Check each line of the data below for the word "года", then extract the ones that have it.

<<<<

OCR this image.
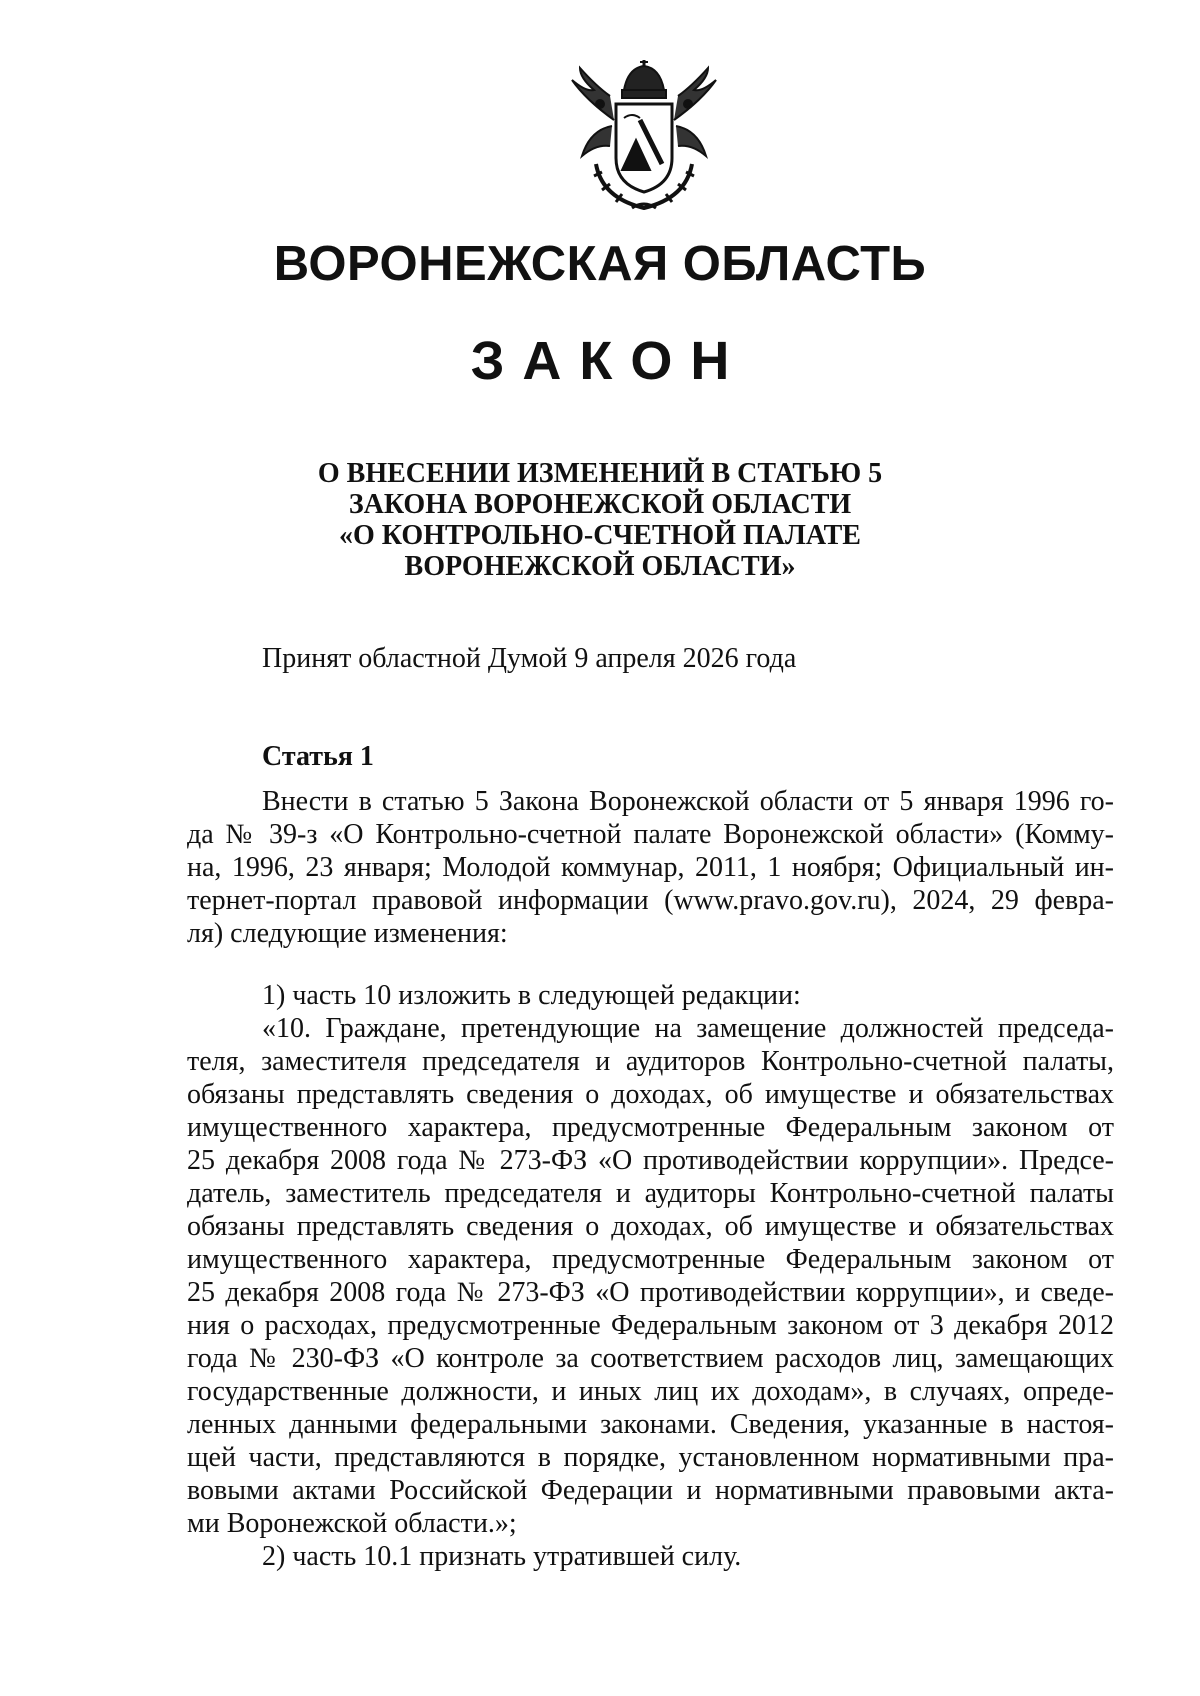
ВОРОНЕЖСКАЯ ОБЛАСТЬ
ЗАКОН
О ВНЕСЕНИИ ИЗМЕНЕНИЙ В СТАТЬЮ 5
ЗАКОНА ВОРОНЕЖСКОЙ ОБЛАСТИ
«О КОНТРОЛЬНО-СЧЕТНОЙ ПАЛАТЕ
ВОРОНЕЖСКОЙ ОБЛАСТИ»
Принят областной Думой 9 апреля 2026 года
Статья 1
Внести в статью 5 Закона Воронежской области от 5 января 1996 го-
да № 39-з «О Контрольно-счетной палате Воронежской области» (Комму-
на, 1996, 23 января; Молодой коммунар, 2011, 1 ноября; Официальный ин-
тернет-портал правовой информации (www.pravo.gov.ru), 2024, 29 февра-
ля) следующие изменения:
1) часть 10 изложить в следующей редакции:
«10. Граждане, претендующие на замещение должностей председа-
теля, заместителя председателя и аудиторов Контрольно-счетной палаты,
обязаны представлять сведения о доходах, об имуществе и обязательствах
имущественного характера, предусмотренные Федеральным законом от
25 декабря 2008 года № 273-ФЗ «О противодействии коррупции». Предсе-
датель, заместитель председателя и аудиторы Контрольно-счетной палаты
обязаны представлять сведения о доходах, об имуществе и обязательствах
имущественного характера, предусмотренные Федеральным законом от
25 декабря 2008 года № 273-ФЗ «О противодействии коррупции», и сведе-
ния о расходах, предусмотренные Федеральным законом от 3 декабря 2012
года № 230-ФЗ «О контроле за соответствием расходов лиц, замещающих
государственные должности, и иных лиц их доходам», в случаях, опреде-
ленных данными федеральными законами. Сведения, указанные в настоя-
щей части, представляются в порядке, установленном нормативными пра-
вовыми актами Российской Федерации и нормативными правовыми акта-
ми Воронежской области.»;
2) часть 10.1 признать утратившей силу.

>>>>

SOLUTION TO THIS TASK ::
Принят областной Думой 9 апреля 2026 года
25 декабря 2008 года № 273-ФЗ «О противодействии коррупции». Предсе-
25 декабря 2008 года № 273-ФЗ «О противодействии коррупции», и сведе-
года № 230-ФЗ «О контроле за соответствием расходов лиц, замещающих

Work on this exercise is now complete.